**TASK OBJECTIVE**
Repeat the records exactly. Every line must match.

**INFORMATION PROVIDED**
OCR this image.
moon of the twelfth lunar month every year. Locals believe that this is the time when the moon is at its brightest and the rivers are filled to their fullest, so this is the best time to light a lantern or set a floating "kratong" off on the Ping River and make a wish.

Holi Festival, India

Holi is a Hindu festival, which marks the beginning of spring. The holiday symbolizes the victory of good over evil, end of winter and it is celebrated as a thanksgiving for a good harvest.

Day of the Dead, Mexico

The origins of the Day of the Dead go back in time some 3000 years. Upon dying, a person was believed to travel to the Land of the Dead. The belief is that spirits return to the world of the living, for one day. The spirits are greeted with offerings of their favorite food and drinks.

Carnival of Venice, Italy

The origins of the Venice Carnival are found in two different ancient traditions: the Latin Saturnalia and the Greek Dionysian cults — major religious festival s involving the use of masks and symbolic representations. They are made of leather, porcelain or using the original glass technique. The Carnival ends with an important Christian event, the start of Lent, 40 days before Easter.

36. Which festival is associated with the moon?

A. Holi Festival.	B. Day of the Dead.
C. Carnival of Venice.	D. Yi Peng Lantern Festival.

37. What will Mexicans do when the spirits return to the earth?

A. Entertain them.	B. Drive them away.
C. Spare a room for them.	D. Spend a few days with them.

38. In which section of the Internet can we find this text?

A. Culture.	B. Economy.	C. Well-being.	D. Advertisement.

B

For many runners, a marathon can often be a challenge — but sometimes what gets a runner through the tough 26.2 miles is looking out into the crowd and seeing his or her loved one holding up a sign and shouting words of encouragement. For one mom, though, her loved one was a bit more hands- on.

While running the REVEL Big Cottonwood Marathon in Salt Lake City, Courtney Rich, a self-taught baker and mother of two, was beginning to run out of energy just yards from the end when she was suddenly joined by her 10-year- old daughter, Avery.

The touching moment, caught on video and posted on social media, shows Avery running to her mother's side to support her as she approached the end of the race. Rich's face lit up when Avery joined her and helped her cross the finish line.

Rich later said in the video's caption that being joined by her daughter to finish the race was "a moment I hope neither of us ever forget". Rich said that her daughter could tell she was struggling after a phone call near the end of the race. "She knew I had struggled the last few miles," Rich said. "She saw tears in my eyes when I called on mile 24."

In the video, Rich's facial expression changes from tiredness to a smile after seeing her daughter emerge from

**REPLY TO THE EXERCISE**
OCR this image.
moon of the twelfth lunar month every year. Locals believe that this is the time when the moon is at its brightest and the rivers are filled to their fullest, so this is the best time to light a lantern or set a floating "kratong" off on the Ping River and make a wish.

Holi Festival, India

Holi is a Hindu festival, which marks the beginning of spring. The holiday symbolizes the victory of good over evil, end of winter and it is celebrated as a thanksgiving for a good harvest.

Day of the Dead, Mexico

The origins of the Day of the Dead go back in time some 3000 years. Upon dying, a person was believed to travel to the Land of the Dead. The belief is that spirits return to the world of the living, for one day. The spirits are greeted with offerings of their favorite food and drinks.

Carnival of Venice, Italy

The origins of the Venice Carnival are found in two different ancient traditions: the Latin Saturnalia and the Greek Dionysian cults — major religious festival s involving the use of masks and symbolic representations. They are made of leather, porcelain or using the original glass technique. The Carnival ends with an important Christian event, the start of Lent, 40 days before Easter.

36. Which festival is associated with the moon?

A. Holi Festival.	B. Day of the Dead.
C. Carnival of Venice.	D. Yi Peng Lantern Festival.

37. What will Mexicans do when the spirits return to the earth?

A. Entertain them.	B. Drive them away.
C. Spare a room for them.	D. Spend a few days with them.

38. In which section of the Internet can we find this text?

A. Culture.	B. Economy.	C. Well-being.	D. Advertisement.

B

For many runners, a marathon can often be a challenge — but sometimes what gets a runner through the tough 26.2 miles is looking out into the crowd and seeing his or her loved one holding up a sign and shouting words of encouragement. For one mom, though, her loved one was a bit more hands- on.

While running the REVEL Big Cottonwood Marathon in Salt Lake City, Courtney Rich, a self-taught baker and mother of two, was beginning to run out of energy just yards from the end when she was suddenly joined by her 10-year- old daughter, Avery.

The touching moment, caught on video and posted on social media, shows Avery running to her mother's side to support her as she approached the end of the race. Rich's face lit up when Avery joined her and helped her cross the finish line.

Rich later said in the video's caption that being joined by her daughter to finish the race was "a moment I hope neither of us ever forget". Rich said that her daughter could tell she was struggling after a phone call near the end of the race. "She knew I had struggled the last few miles," Rich said. "She saw tears in my eyes when I called on mile 24."

In the video, Rich's facial expression changes from tiredness to a smile after seeing her daughter emerge from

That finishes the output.